Given instruction - Your task is to copy every line of the entries that contains "Rivers".

Materials provided -
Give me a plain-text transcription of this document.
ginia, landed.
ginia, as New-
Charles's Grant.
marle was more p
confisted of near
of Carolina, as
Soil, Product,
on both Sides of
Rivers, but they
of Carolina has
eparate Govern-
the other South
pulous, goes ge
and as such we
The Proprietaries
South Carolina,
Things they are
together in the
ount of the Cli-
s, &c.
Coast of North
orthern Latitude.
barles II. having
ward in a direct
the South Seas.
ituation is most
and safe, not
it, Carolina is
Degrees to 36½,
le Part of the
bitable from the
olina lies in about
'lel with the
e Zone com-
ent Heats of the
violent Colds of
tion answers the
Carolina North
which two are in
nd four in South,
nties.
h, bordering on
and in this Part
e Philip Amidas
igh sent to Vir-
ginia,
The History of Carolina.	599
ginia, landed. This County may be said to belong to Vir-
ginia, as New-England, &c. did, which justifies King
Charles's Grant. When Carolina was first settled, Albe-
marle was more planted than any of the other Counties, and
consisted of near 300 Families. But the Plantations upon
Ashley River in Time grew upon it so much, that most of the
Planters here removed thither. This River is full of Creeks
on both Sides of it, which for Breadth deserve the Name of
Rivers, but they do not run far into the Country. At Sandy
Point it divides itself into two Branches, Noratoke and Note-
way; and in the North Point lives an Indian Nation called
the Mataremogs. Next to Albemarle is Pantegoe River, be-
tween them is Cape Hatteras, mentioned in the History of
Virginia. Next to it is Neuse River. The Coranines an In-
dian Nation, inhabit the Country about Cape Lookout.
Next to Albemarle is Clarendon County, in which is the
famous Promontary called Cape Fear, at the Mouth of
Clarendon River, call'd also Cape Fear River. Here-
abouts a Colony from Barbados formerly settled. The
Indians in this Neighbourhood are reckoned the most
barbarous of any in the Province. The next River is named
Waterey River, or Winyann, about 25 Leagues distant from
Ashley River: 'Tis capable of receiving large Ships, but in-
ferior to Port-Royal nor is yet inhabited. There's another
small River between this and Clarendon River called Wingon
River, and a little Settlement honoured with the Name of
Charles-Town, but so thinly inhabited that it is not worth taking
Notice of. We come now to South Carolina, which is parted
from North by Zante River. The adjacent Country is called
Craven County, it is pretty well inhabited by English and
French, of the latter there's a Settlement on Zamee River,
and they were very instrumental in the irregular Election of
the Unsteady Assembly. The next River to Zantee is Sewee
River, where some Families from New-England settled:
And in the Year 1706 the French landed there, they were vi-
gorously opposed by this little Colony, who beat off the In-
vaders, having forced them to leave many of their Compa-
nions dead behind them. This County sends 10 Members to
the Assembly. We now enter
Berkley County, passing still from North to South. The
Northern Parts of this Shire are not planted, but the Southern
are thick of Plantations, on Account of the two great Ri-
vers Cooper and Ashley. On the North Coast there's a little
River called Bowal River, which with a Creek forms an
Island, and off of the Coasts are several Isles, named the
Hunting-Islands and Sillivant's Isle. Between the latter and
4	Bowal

Exercise response -
Rivers, but they
Rivers, but they do not run far into the Country. At Sandy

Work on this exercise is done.